### EXERCISE REQUIREMENTS
Repeat the section of the Cassandra read repair thread that begins at "In this case, once" and stops after "consistency level: ONE.", switching "scheduled job" to "cron job".

0

I have a reporting tool which reads data from Cassandra. Configurations are Consistency level is LOCAL_QUORUM, Compaction Strategy is size-tiered and RF=3.

When the pull request from reporting tool to Cassandra, as per the Cassandra design it trigger read repair for data consistency. This is good design actually. But read repair is expensive and reports are taking longer time.

My report users start generating reports only after 6 AM IST.Is there any way to schedule read repairs before the users starts using reports. for example, I do schedule and finish read repairs before 6 AM IST. So that, after 6 AM IST all the data would be consisted across cluster.

In this case, once report start reading data from Cassandra, it should not trigger read repair again as we just finished read repair as a scheduled job. I am fine with inconsistent data writes/updates after 6 AM IST happened. Which technique is good to schedule read repairs and do we really avoid read repairs if they are done recently. -Suyodha

2 Answers2

1

If you use traditional anti-entropy repair, you could then do reads at consistency level: ONE.

There are many ways to do anti-entropy repair, the most obvious is nodetool repair (likely with nodetool repair -par -inc or similar command line switches), or using some of the third party tools to repair small ranges, such as the Cassandra Range Repair tool maintained by Brian Gallew or Spotify's Cassandra Reaper.

Jeff Jirsa
  • 4,391
  • 11
  • 24
1

What makes you think read repairs are whats slowing it down? check (jmx) org.apache.cassandra.metrics:type=ReadRepair,name=RepairedBackground and org.apache.cassandra.metrics:type=ReadRepair,name=RepairedBlocking to verify if repairs are even occuring. Read repairs will only kick off if the data is inconsistent on the read which shouldn't be that common.

### ENTRIES
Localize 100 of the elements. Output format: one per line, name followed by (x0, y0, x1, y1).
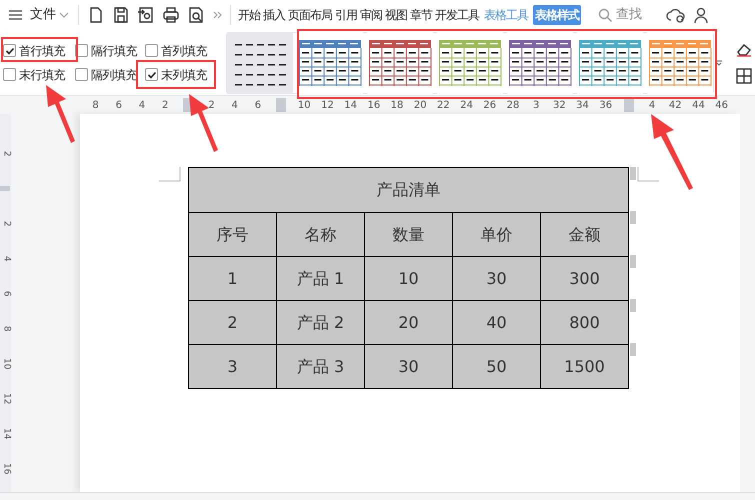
ruler-number: 10 (296, 98, 312, 112)
ruler-number: 32 (552, 98, 567, 112)
print-icon[interactable] (162, 6, 180, 24)
checkbox[interactable] (3, 68, 16, 81)
ruler-number: 2 (160, 98, 170, 112)
ruler-marker[interactable] (276, 98, 286, 112)
option-label: 首行填充 (19, 42, 65, 60)
table-style-thumbnail[interactable] (437, 32, 503, 94)
ruler-number: 46 (714, 98, 730, 112)
option-label: 末行填充 (19, 66, 65, 84)
row-handle[interactable] (630, 343, 636, 356)
ruler-number: 20 (412, 98, 428, 112)
fill-option-checkbox[interactable]: 末行填充 (3, 66, 65, 84)
ruler-number: 42 (668, 98, 683, 112)
table-cell: 1 (188, 256, 276, 300)
ruler-number: 14 (0, 426, 11, 442)
table-style-thumbnail[interactable] (577, 32, 643, 94)
ribbon-tab[interactable]: 章节 (410, 5, 432, 25)
checkbox[interactable] (145, 68, 158, 81)
ruler-number: 10 (0, 356, 11, 372)
ruler-number: 4 (230, 98, 239, 112)
ruler-number: 14 (343, 98, 358, 112)
table-cell: 产品 3 (276, 344, 364, 388)
column-header: 序号 (188, 212, 276, 256)
column-header: 名称 (276, 212, 364, 256)
ruler-marker[interactable] (624, 98, 634, 112)
checkbox[interactable] (3, 44, 16, 57)
column-header: 数量 (364, 212, 452, 256)
ruler-number: 44 (691, 98, 706, 112)
cloud-icon[interactable] (666, 6, 686, 24)
ribbon-tab[interactable]: 引用 (335, 5, 357, 25)
table-grid-icon[interactable] (735, 66, 753, 84)
save-icon[interactable] (112, 6, 130, 24)
ribbon-tab[interactable]: 开始 (238, 5, 260, 25)
ribbon-tab[interactable]: 开发工具 (435, 5, 479, 25)
margin-corner-mark (637, 167, 659, 182)
row-handle[interactable] (630, 299, 636, 312)
table-style-thumbnail[interactable] (367, 32, 433, 94)
fill-option-checkbox[interactable]: 末列填充 (145, 66, 207, 84)
column-header: 金额 (540, 212, 628, 256)
checkbox[interactable] (75, 68, 88, 81)
ribbon-tab[interactable]: 视图 (385, 5, 407, 25)
table-cell: 3 (188, 344, 276, 388)
ruler-number: 2 (207, 98, 216, 112)
ruler-number: 26 (482, 98, 498, 112)
ruler-number: 16 (366, 98, 382, 112)
ruler-number: 8 (91, 98, 100, 112)
checkbox[interactable] (145, 44, 158, 57)
file-menu[interactable]: 文件 (30, 5, 56, 25)
ruler-number: 16 (0, 462, 11, 476)
table-style-thumbnail[interactable] (507, 32, 573, 94)
table-cell: 产品 1 (276, 256, 364, 300)
table-cell: 10 (364, 256, 452, 300)
fill-option-checkbox[interactable]: 隔行填充 (75, 42, 137, 60)
option-label: 首列填充 (161, 42, 207, 60)
option-label: 隔行填充 (91, 42, 137, 60)
ruler-number: 6 (114, 98, 123, 112)
search-icon (598, 8, 613, 22)
fill-option-checkbox[interactable]: 首行填充 (3, 42, 65, 60)
ruler-number: 34 (575, 98, 590, 112)
ruler-number: 2 (0, 150, 11, 158)
row-handle[interactable] (630, 255, 636, 268)
table-cell: 20 (364, 300, 452, 344)
ruler-number: 4 (138, 98, 146, 112)
ribbon-tab[interactable]: 审阅 (360, 5, 382, 25)
table-style-thumbnail[interactable] (647, 32, 713, 94)
table-cell: 1500 (540, 344, 628, 388)
ruler-number: 18 (390, 98, 404, 112)
table-cell: 40 (452, 300, 540, 344)
ribbon-tab[interactable]: 插入 (263, 5, 285, 25)
ruler-number: 22 (436, 98, 451, 112)
table-cell: 300 (540, 256, 628, 300)
ruler-number: 28 (506, 98, 520, 112)
table-style-thumbnail[interactable] (297, 32, 363, 94)
row-handle[interactable] (630, 211, 636, 224)
table-cell: 50 (452, 344, 540, 388)
ruler-number: 6 (0, 290, 11, 298)
user-icon[interactable] (694, 6, 708, 24)
ribbon-tab[interactable]: 页面布局 (288, 5, 332, 25)
more-icon[interactable] (212, 9, 224, 21)
table-cell: 800 (540, 300, 628, 344)
search-button[interactable]: 查找 (598, 5, 642, 25)
fill-option-checkbox[interactable]: 首列填充 (145, 42, 207, 60)
print-preview-icon[interactable] (187, 6, 205, 24)
table-cell: 30 (452, 256, 540, 300)
checkmark-icon (146, 70, 156, 80)
table-cell: 2 (188, 300, 276, 344)
table-cell: 30 (364, 344, 452, 388)
row-handle[interactable] (630, 167, 636, 180)
ruler-number: 2 (0, 220, 11, 228)
table-style-thumbnail[interactable] (227, 32, 293, 94)
ruler-number: 24 (459, 98, 474, 112)
gallery-dropdown-icon[interactable] (715, 58, 723, 68)
column-header: 单价 (452, 212, 540, 256)
menu-icon[interactable] (8, 8, 24, 22)
table-cell: 产品 2 (276, 300, 364, 344)
ruler-number: 12 (0, 392, 11, 406)
ruler-number: 6 (254, 98, 262, 112)
export-icon[interactable] (137, 6, 155, 24)
margin-corner-mark (159, 167, 181, 182)
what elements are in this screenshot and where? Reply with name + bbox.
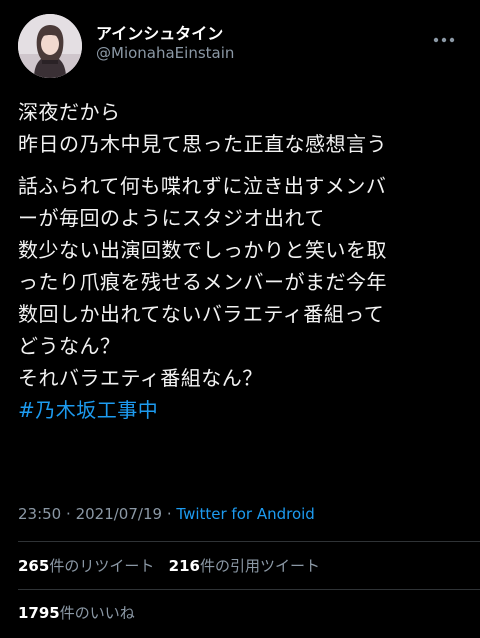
quote-label: 件の引用ツイート	[199, 557, 320, 575]
like-count: 1795	[18, 604, 60, 622]
tweet-text-line: 話ふられて何も喋れずに泣き出すメンバ	[18, 174, 387, 198]
user-handle[interactable]: @MionahaEinstain	[96, 44, 234, 62]
meta-separator: ·	[66, 505, 71, 523]
tweet-text-line: 昨日の乃木中見て思った正直な感想言う	[18, 132, 387, 156]
retweet-count: 265	[18, 557, 50, 575]
tweet-source-link[interactable]: Twitter for Android	[176, 505, 314, 523]
likes-stat[interactable]: 1795件のいいね	[18, 604, 135, 622]
tweet-body: 深夜だから 昨日の乃木中見て思った正直な感想言う 話ふられて何も喋れずに泣き出す…	[18, 96, 466, 426]
more-dots-icon	[433, 37, 455, 43]
tweet-meta: 23:50 · 2021/07/19 · Twitter for Android	[18, 505, 315, 523]
meta-separator: ·	[166, 505, 172, 523]
retweets-stat[interactable]: 265件のリツイート	[18, 557, 154, 575]
tweet-text-line: ったり爪痕を残せるメンバーがまだ今年	[18, 270, 387, 294]
retweet-label: 件のリツイート	[49, 557, 155, 575]
display-name[interactable]: アインシュタイン	[96, 20, 223, 44]
profile-photo-icon	[18, 14, 82, 78]
retweet-stats-row: 265件のリツイート 216件の引用ツイート	[18, 555, 320, 576]
more-options-button[interactable]	[430, 30, 458, 50]
tweet-time: 23:50	[18, 505, 62, 523]
divider	[18, 589, 480, 590]
likes-stats-row: 1795件のいいね	[18, 602, 135, 623]
tweet-text-line: それバラエティ番組なん？	[18, 366, 263, 390]
tweet-text-line: どうなん？	[18, 334, 121, 358]
like-label: 件のいいね	[59, 604, 135, 622]
tweet-text-line: 深夜だから	[18, 100, 121, 124]
hashtag-link[interactable]: #乃木坂工事中	[18, 394, 466, 426]
quote-count: 216	[168, 557, 200, 575]
tweet-date: 2021/07/19	[75, 505, 163, 523]
quotes-stat[interactable]: 216件の引用ツイート	[169, 557, 320, 575]
tweet-text-line: 数回しか出れてないバラエティ番組って	[18, 302, 385, 326]
tweet-text-line: ーが毎回のようにスタジオ出れて	[18, 206, 325, 230]
tweet-text-line: 数少ない出演回数でしっかりと笑いを取	[18, 238, 387, 262]
avatar[interactable]	[18, 14, 82, 78]
tweet-header: アインシュタイン @MionahaEinstain	[18, 14, 462, 80]
divider	[18, 541, 480, 542]
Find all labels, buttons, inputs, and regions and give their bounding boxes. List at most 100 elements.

### SOLVED EXERCISE
In this case, once report start reading data from Cassandra, it should not trigger read repair again as we just finished read repair as a cron job. I am fine with inconsistent data writes/updates after 6 AM IST happened. Which technique is good to schedule read repairs and do we really avoid read repairs if they are done recently. -Suyodha

2 Answers2

1

If you use traditional anti-entropy repair, you could then do reads at consistency level: ONE.